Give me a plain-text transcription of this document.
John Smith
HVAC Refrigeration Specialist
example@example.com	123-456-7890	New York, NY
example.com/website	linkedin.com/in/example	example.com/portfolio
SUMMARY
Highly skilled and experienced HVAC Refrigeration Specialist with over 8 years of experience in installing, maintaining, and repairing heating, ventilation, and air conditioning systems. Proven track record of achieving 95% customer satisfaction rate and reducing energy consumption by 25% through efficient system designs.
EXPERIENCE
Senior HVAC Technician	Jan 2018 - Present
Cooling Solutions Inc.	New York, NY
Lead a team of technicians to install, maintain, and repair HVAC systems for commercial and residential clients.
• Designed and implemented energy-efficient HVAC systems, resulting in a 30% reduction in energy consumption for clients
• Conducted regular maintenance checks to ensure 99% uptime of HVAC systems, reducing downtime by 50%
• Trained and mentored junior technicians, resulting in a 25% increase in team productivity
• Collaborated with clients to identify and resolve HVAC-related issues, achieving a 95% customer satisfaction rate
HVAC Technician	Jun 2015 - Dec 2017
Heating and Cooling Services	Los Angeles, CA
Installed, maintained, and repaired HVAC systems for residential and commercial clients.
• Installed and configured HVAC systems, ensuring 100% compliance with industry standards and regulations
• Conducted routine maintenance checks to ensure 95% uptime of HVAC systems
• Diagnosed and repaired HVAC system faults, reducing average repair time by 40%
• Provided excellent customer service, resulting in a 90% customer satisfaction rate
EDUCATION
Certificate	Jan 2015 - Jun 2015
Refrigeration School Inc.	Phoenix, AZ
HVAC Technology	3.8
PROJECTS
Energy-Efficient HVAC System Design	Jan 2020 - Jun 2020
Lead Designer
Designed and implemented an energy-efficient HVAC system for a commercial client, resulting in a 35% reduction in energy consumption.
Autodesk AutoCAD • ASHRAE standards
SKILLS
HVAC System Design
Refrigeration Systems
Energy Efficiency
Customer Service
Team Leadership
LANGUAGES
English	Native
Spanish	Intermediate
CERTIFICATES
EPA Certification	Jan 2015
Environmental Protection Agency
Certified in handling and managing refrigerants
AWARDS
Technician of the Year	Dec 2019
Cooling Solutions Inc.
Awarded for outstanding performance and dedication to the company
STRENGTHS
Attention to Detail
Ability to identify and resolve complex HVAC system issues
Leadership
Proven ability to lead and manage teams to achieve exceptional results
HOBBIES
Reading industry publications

:: The task ::
Write the data out again in full and exactly.

:: Exercise answer ::
Give me a plain-text transcription of this document.
John Smith
HVAC Refrigeration Specialist
example@example.com	123-456-7890	New York, NY
example.com/website	linkedin.com/in/example	example.com/portfolio
SUMMARY
Highly skilled and experienced HVAC Refrigeration Specialist with over 8 years of experience in installing, maintaining, and repairing heating, ventilation, and air conditioning systems. Proven track record of achieving 95% customer satisfaction rate and reducing energy consumption by 25% through efficient system designs.
EXPERIENCE
Senior HVAC Technician	Jan 2018 - Present
Cooling Solutions Inc.	New York, NY
Lead a team of technicians to install, maintain, and repair HVAC systems for commercial and residential clients.
• Designed and implemented energy-efficient HVAC systems, resulting in a 30% reduction in energy consumption for clients
• Conducted regular maintenance checks to ensure 99% uptime of HVAC systems, reducing downtime by 50%
• Trained and mentored junior technicians, resulting in a 25% increase in team productivity
• Collaborated with clients to identify and resolve HVAC-related issues, achieving a 95% customer satisfaction rate
HVAC Technician	Jun 2015 - Dec 2017
Heating and Cooling Services	Los Angeles, CA
Installed, maintained, and repaired HVAC systems for residential and commercial clients.
• Installed and configured HVAC systems, ensuring 100% compliance with industry standards and regulations
• Conducted routine maintenance checks to ensure 95% uptime of HVAC systems
• Diagnosed and repaired HVAC system faults, reducing average repair time by 40%
• Provided excellent customer service, resulting in a 90% customer satisfaction rate
EDUCATION
Certificate	Jan 2015 - Jun 2015
Refrigeration School Inc.	Phoenix, AZ
HVAC Technology	3.8
PROJECTS
Energy-Efficient HVAC System Design	Jan 2020 - Jun 2020
Lead Designer
Designed and implemented an energy-efficient HVAC system for a commercial client, resulting in a 35% reduction in energy consumption.
Autodesk AutoCAD • ASHRAE standards
SKILLS
HVAC System Design
Refrigeration Systems
Energy Efficiency
Customer Service
Team Leadership
LANGUAGES
English	Native
Spanish	Intermediate
CERTIFICATES
EPA Certification	Jan 2015
Environmental Protection Agency
Certified in handling and managing refrigerants
AWARDS
Technician of the Year	Dec 2019
Cooling Solutions Inc.
Awarded for outstanding performance and dedication to the company
STRENGTHS
Attention to Detail
Ability to identify and resolve complex HVAC system issues
Leadership
Proven ability to lead and manage teams to achieve exceptional results
HOBBIES
Reading industry publications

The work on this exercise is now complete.